#### INPUT MATERIAL:
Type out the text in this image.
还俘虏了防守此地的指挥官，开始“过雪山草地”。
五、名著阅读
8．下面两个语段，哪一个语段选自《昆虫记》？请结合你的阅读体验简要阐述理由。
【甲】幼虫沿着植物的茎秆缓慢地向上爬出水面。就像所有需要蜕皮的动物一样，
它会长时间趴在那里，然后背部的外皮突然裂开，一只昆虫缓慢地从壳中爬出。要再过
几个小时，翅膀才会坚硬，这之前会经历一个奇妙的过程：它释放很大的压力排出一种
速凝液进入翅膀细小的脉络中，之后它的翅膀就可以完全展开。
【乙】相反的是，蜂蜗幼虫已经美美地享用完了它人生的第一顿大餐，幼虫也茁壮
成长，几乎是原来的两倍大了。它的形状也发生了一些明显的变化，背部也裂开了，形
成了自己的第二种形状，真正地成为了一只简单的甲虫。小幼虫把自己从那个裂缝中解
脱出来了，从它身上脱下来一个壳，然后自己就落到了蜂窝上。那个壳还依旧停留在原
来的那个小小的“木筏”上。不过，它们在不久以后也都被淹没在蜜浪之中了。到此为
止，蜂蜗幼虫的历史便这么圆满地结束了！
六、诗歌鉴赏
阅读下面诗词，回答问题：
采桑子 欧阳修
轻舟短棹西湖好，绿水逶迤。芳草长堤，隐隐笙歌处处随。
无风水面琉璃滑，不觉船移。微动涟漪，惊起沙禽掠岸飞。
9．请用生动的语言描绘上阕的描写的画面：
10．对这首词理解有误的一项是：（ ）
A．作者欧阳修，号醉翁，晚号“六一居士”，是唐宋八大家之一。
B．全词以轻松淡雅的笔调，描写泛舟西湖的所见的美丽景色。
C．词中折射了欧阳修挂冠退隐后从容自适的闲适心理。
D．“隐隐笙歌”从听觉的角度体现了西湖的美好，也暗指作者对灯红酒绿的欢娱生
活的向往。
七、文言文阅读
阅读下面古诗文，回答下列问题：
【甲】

#### WHAT TO WORK ON:
Type out the material again exactly as presented.

#### REPLY:
Type out the text in this image.
还俘虏了防守此地的指挥官，开始“过雪山草地”。
五、名著阅读
8．下面两个语段，哪一个语段选自《昆虫记》？请结合你的阅读体验简要阐述理由。
【甲】幼虫沿着植物的茎秆缓慢地向上爬出水面。就像所有需要蜕皮的动物一样，
它会长时间趴在那里，然后背部的外皮突然裂开，一只昆虫缓慢地从壳中爬出。要再过
几个小时，翅膀才会坚硬，这之前会经历一个奇妙的过程：它释放很大的压力排出一种
速凝液进入翅膀细小的脉络中，之后它的翅膀就可以完全展开。
【乙】相反的是，蜂蜗幼虫已经美美地享用完了它人生的第一顿大餐，幼虫也茁壮
成长，几乎是原来的两倍大了。它的形状也发生了一些明显的变化，背部也裂开了，形
成了自己的第二种形状，真正地成为了一只简单的甲虫。小幼虫把自己从那个裂缝中解
脱出来了，从它身上脱下来一个壳，然后自己就落到了蜂窝上。那个壳还依旧停留在原
来的那个小小的“木筏”上。不过，它们在不久以后也都被淹没在蜜浪之中了。到此为
止，蜂蜗幼虫的历史便这么圆满地结束了！
六、诗歌鉴赏
阅读下面诗词，回答问题：
采桑子 欧阳修
轻舟短棹西湖好，绿水逶迤。芳草长堤，隐隐笙歌处处随。
无风水面琉璃滑，不觉船移。微动涟漪，惊起沙禽掠岸飞。
9．请用生动的语言描绘上阕的描写的画面：
10．对这首词理解有误的一项是：（ ）
A．作者欧阳修，号醉翁，晚号“六一居士”，是唐宋八大家之一。
B．全词以轻松淡雅的笔调，描写泛舟西湖的所见的美丽景色。
C．词中折射了欧阳修挂冠退隐后从容自适的闲适心理。
D．“隐隐笙歌”从听觉的角度体现了西湖的美好，也暗指作者对灯红酒绿的欢娱生
活的向往。
七、文言文阅读
阅读下面古诗文，回答下列问题：
【甲】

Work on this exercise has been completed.